Every entry needs to be printed exactly, please.

******

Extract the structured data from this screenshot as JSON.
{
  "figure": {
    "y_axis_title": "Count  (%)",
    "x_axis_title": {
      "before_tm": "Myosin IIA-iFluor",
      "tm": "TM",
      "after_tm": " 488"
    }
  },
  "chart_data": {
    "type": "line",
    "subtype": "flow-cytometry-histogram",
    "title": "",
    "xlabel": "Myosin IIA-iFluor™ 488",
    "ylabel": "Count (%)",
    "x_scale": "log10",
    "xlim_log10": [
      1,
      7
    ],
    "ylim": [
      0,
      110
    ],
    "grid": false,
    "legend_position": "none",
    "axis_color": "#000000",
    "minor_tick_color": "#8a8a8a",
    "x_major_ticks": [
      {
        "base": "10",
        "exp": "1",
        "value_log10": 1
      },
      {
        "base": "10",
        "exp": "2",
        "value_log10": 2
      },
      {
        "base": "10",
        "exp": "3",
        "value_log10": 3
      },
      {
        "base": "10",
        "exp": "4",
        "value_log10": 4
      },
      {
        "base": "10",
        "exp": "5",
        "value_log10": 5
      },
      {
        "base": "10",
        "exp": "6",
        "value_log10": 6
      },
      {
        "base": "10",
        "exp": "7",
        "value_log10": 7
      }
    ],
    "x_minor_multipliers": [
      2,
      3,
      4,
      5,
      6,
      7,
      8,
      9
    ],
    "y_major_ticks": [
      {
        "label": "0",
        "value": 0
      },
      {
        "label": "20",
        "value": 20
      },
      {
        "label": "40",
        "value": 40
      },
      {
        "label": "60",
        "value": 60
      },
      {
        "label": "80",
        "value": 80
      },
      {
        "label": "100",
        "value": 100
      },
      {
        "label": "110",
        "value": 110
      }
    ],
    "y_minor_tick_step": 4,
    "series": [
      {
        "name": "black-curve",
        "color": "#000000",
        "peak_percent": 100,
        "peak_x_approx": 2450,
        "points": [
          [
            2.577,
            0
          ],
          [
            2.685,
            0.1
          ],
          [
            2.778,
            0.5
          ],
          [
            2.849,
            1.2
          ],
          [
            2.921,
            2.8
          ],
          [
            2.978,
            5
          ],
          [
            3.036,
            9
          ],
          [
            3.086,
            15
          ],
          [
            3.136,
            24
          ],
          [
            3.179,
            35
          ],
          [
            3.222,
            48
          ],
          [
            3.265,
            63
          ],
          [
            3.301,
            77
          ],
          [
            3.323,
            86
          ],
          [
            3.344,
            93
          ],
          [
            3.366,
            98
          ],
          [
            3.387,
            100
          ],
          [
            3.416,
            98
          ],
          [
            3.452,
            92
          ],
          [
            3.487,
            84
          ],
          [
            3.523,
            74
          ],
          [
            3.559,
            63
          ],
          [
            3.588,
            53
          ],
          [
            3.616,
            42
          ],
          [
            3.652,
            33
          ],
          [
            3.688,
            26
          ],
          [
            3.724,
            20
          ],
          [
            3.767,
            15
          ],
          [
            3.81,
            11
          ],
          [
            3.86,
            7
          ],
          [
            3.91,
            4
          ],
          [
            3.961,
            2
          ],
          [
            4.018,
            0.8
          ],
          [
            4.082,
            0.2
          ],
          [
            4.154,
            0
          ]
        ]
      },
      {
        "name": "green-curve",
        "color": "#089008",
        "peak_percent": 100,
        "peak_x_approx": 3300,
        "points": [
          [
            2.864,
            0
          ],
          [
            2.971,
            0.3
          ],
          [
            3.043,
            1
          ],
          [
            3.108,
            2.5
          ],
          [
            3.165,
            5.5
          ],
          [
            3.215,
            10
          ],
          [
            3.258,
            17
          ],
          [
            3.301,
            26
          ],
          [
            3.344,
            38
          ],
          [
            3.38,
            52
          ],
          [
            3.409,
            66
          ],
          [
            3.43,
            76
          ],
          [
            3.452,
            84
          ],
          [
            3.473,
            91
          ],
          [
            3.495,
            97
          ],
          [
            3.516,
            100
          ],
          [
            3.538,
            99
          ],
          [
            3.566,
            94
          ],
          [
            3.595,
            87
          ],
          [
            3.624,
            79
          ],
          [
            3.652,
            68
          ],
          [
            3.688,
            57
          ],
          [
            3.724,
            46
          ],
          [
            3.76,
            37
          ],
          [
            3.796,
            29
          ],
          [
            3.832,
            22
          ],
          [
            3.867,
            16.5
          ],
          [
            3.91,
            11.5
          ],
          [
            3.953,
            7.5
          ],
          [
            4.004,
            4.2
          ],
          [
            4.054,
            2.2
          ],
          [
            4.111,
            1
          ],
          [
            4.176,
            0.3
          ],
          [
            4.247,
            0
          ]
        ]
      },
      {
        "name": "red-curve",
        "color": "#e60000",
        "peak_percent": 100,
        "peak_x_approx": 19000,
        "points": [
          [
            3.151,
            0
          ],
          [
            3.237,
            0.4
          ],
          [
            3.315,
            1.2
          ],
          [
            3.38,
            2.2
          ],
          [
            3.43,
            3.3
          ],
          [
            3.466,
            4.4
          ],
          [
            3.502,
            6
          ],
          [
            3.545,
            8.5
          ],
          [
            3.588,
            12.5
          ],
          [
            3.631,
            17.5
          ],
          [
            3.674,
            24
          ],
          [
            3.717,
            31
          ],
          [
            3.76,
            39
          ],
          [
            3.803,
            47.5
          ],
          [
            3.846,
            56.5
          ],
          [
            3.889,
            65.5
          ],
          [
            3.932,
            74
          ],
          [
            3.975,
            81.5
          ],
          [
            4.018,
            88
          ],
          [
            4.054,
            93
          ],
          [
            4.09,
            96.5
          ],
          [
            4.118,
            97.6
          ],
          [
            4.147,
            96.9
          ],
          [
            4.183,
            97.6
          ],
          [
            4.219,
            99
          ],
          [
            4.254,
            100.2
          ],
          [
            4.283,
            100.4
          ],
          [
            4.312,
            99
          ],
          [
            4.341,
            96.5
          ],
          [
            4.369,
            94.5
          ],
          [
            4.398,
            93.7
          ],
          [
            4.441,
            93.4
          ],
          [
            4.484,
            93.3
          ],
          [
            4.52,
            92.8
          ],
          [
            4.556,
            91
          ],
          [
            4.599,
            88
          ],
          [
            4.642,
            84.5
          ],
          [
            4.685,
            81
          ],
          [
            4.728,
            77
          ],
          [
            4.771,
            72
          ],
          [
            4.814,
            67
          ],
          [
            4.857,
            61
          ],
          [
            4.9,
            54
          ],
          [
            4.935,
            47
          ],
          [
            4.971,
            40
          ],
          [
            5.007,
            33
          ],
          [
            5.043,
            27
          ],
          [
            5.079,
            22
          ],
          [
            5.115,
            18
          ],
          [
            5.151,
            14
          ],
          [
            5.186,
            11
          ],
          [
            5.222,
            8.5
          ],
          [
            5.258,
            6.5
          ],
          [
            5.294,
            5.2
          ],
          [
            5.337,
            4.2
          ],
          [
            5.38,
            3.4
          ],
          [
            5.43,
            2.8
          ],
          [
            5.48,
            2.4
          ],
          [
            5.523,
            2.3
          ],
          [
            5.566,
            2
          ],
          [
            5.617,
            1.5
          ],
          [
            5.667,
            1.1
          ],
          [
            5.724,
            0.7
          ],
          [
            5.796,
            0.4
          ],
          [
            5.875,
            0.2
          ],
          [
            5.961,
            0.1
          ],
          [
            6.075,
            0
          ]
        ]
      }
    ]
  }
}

******

§ **Reply to the exercise**:
Extract the structured data from this screenshot as JSON.
{
  "figure": {
    "y_axis_title": "Count  (%)",
    "x_axis_title": {
      "before_tm": "Myosin IIA-iFluor",
      "tm": "TM",
      "after_tm": " 488"
    }
  },
  "chart_data": {
    "type": "line",
    "subtype": "flow-cytometry-histogram",
    "title": "",
    "xlabel": "Myosin IIA-iFluor™ 488",
    "ylabel": "Count (%)",
    "x_scale": "log10",
    "xlim_log10": [
      1,
      7
    ],
    "ylim": [
      0,
      110
    ],
    "grid": false,
    "legend_position": "none",
    "axis_color": "#000000",
    "minor_tick_color": "#8a8a8a",
    "x_major_ticks": [
      {
        "base": "10",
        "exp": "1",
        "value_log10": 1
      },
      {
        "base": "10",
        "exp": "2",
        "value_log10": 2
      },
      {
        "base": "10",
        "exp": "3",
        "value_log10": 3
      },
      {
        "base": "10",
        "exp": "4",
        "value_log10": 4
      },
      {
        "base": "10",
        "exp": "5",
        "value_log10": 5
      },
      {
        "base": "10",
        "exp": "6",
        "value_log10": 6
      },
      {
        "base": "10",
        "exp": "7",
        "value_log10": 7
      }
    ],
    "x_minor_multipliers": [
      2,
      3,
      4,
      5,
      6,
      7,
      8,
      9
    ],
    "y_major_ticks": [
      {
        "label": "0",
        "value": 0
      },
      {
        "label": "20",
        "value": 20
      },
      {
        "label": "40",
        "value": 40
      },
      {
        "label": "60",
        "value": 60
      },
      {
        "label": "80",
        "value": 80
      },
      {
        "label": "100",
        "value": 100
      },
      {
        "label": "110",
        "value": 110
      }
    ],
    "y_minor_tick_step": 4,
    "series": [
      {
        "name": "black-curve",
        "color": "#000000",
        "peak_percent": 100,
        "peak_x_approx": 2450,
        "points": [
          [
            2.577,
            0
          ],
          [
            2.685,
            0.1
          ],
          [
            2.778,
            0.5
          ],
          [
            2.849,
            1.2
          ],
          [
            2.921,
            2.8
          ],
          [
            2.978,
            5
          ],
          [
            3.036,
            9
          ],
          [
            3.086,
            15
          ],
          [
            3.136,
            24
          ],
          [
            3.179,
            35
          ],
          [
            3.222,
            48
          ],
          [
            3.265,
            63
          ],
          [
            3.301,
            77
          ],
          [
            3.323,
            86
          ],
          [
            3.344,
            93
          ],
          [
            3.366,
            98
          ],
          [
            3.387,
            100
          ],
          [
            3.416,
            98
          ],
          [
            3.452,
            92
          ],
          [
            3.487,
            84
          ],
          [
            3.523,
            74
          ],
          [
            3.559,
            63
          ],
          [
            3.588,
            53
          ],
          [
            3.616,
            42
          ],
          [
            3.652,
            33
          ],
          [
            3.688,
            26
          ],
          [
            3.724,
            20
          ],
          [
            3.767,
            15
          ],
          [
            3.81,
            11
          ],
          [
            3.86,
            7
          ],
          [
            3.91,
            4
          ],
          [
            3.961,
            2
          ],
          [
            4.018,
            0.8
          ],
          [
            4.082,
            0.2
          ],
          [
            4.154,
            0
          ]
        ]
      },
      {
        "name": "green-curve",
        "color": "#089008",
        "peak_percent": 100,
        "peak_x_approx": 3300,
        "points": [
          [
            2.864,
            0
          ],
          [
            2.971,
            0.3
          ],
          [
            3.043,
            1
          ],
          [
            3.108,
            2.5
          ],
          [
            3.165,
            5.5
          ],
          [
            3.215,
            10
          ],
          [
            3.258,
            17
          ],
          [
            3.301,
            26
          ],
          [
            3.344,
            38
          ],
          [
            3.38,
            52
          ],
          [
            3.409,
            66
          ],
          [
            3.43,
            76
          ],
          [
            3.452,
            84
          ],
          [
            3.473,
            91
          ],
          [
            3.495,
            97
          ],
          [
            3.516,
            100
          ],
          [
            3.538,
            99
          ],
          [
            3.566,
            94
          ],
          [
            3.595,
            87
          ],
          [
            3.624,
            79
          ],
          [
            3.652,
            68
          ],
          [
            3.688,
            57
          ],
          [
            3.724,
            46
          ],
          [
            3.76,
            37
          ],
          [
            3.796,
            29
          ],
          [
            3.832,
            22
          ],
          [
            3.867,
            16.5
          ],
          [
            3.91,
            11.5
          ],
          [
            3.953,
            7.5
          ],
          [
            4.004,
            4.2
          ],
          [
            4.054,
            2.2
          ],
          [
            4.111,
            1
          ],
          [
            4.176,
            0.3
          ],
          [
            4.247,
            0
          ]
        ]
      },
      {
        "name": "red-curve",
        "color": "#e60000",
        "peak_percent": 100,
        "peak_x_approx": 19000,
        "points": [
          [
            3.151,
            0
          ],
          [
            3.237,
            0.4
          ],
          [
            3.315,
            1.2
          ],
          [
            3.38,
            2.2
          ],
          [
            3.43,
            3.3
          ],
          [
            3.466,
            4.4
          ],
          [
            3.502,
            6
          ],
          [
            3.545,
            8.5
          ],
          [
            3.588,
            12.5
          ],
          [
            3.631,
            17.5
          ],
          [
            3.674,
            24
          ],
          [
            3.717,
            31
          ],
          [
            3.76,
            39
          ],
          [
            3.803,
            47.5
          ],
          [
            3.846,
            56.5
          ],
          [
            3.889,
            65.5
          ],
          [
            3.932,
            74
          ],
          [
            3.975,
            81.5
          ],
          [
            4.018,
            88
          ],
          [
            4.054,
            93
          ],
          [
            4.09,
            96.5
          ],
          [
            4.118,
            97.6
          ],
          [
            4.147,
            96.9
          ],
          [
            4.183,
            97.6
          ],
          [
            4.219,
            99
          ],
          [
            4.254,
            100.2
          ],
          [
            4.283,
            100.4
          ],
          [
            4.312,
            99
          ],
          [
            4.341,
            96.5
          ],
          [
            4.369,
            94.5
          ],
          [
            4.398,
            93.7
          ],
          [
            4.441,
            93.4
          ],
          [
            4.484,
            93.3
          ],
          [
            4.52,
            92.8
          ],
          [
            4.556,
            91
          ],
          [
            4.599,
            88
          ],
          [
            4.642,
            84.5
          ],
          [
            4.685,
            81
          ],
          [
            4.728,
            77
          ],
          [
            4.771,
            72
          ],
          [
            4.814,
            67
          ],
          [
            4.857,
            61
          ],
          [
            4.9,
            54
          ],
          [
            4.935,
            47
          ],
          [
            4.971,
            40
          ],
          [
            5.007,
            33
          ],
          [
            5.043,
            27
          ],
          [
            5.079,
            22
          ],
          [
            5.115,
            18
          ],
          [
            5.151,
            14
          ],
          [
            5.186,
            11
          ],
          [
            5.222,
            8.5
          ],
          [
            5.258,
            6.5
          ],
          [
            5.294,
            5.2
          ],
          [
            5.337,
            4.2
          ],
          [
            5.38,
            3.4
          ],
          [
            5.43,
            2.8
          ],
          [
            5.48,
            2.4
          ],
          [
            5.523,
            2.3
          ],
          [
            5.566,
            2
          ],
          [
            5.617,
            1.5
          ],
          [
            5.667,
            1.1
          ],
          [
            5.724,
            0.7
          ],
          [
            5.796,
            0.4
          ],
          [
            5.875,
            0.2
          ],
          [
            5.961,
            0.1
          ],
          [
            6.075,
            0
          ]
        ]
      }
    ]
  }
}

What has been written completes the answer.